═══ EXTRACTED INFORMATION ═══

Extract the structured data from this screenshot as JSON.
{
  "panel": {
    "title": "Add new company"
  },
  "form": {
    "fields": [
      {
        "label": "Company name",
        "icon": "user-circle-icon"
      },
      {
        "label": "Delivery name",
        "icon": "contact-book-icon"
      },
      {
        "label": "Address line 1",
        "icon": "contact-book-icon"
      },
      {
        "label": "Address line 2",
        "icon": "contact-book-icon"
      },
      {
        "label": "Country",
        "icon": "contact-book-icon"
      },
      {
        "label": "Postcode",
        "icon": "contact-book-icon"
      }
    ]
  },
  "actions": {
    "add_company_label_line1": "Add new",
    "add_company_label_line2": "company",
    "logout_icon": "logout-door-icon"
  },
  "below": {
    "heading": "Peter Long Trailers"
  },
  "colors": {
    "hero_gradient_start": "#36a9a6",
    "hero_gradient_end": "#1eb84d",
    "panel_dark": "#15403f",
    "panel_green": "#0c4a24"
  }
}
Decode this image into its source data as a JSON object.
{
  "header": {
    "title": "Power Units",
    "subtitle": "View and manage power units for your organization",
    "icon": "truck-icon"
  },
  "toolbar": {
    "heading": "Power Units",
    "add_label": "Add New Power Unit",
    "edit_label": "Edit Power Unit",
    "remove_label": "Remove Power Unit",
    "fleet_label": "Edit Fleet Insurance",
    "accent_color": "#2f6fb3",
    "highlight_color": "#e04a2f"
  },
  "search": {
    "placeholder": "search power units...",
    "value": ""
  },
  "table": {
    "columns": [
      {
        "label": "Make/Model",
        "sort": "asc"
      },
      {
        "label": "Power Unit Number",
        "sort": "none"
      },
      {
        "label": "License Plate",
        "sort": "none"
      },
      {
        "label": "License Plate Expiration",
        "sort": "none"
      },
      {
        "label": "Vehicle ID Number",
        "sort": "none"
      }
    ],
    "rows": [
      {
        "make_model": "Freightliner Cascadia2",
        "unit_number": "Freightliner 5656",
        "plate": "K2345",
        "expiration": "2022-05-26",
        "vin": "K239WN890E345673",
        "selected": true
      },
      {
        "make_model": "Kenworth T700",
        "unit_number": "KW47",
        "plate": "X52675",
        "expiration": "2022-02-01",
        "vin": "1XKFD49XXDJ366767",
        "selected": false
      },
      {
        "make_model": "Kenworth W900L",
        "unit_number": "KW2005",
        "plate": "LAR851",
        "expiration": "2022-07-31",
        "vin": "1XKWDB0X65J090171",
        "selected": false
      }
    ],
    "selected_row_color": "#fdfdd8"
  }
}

═══

**AIM**
Identify which lines contain the word "Address" and copy each one.

**TASK RESPONSE**
        "label": "Address line 1",
        "label": "Address line 2",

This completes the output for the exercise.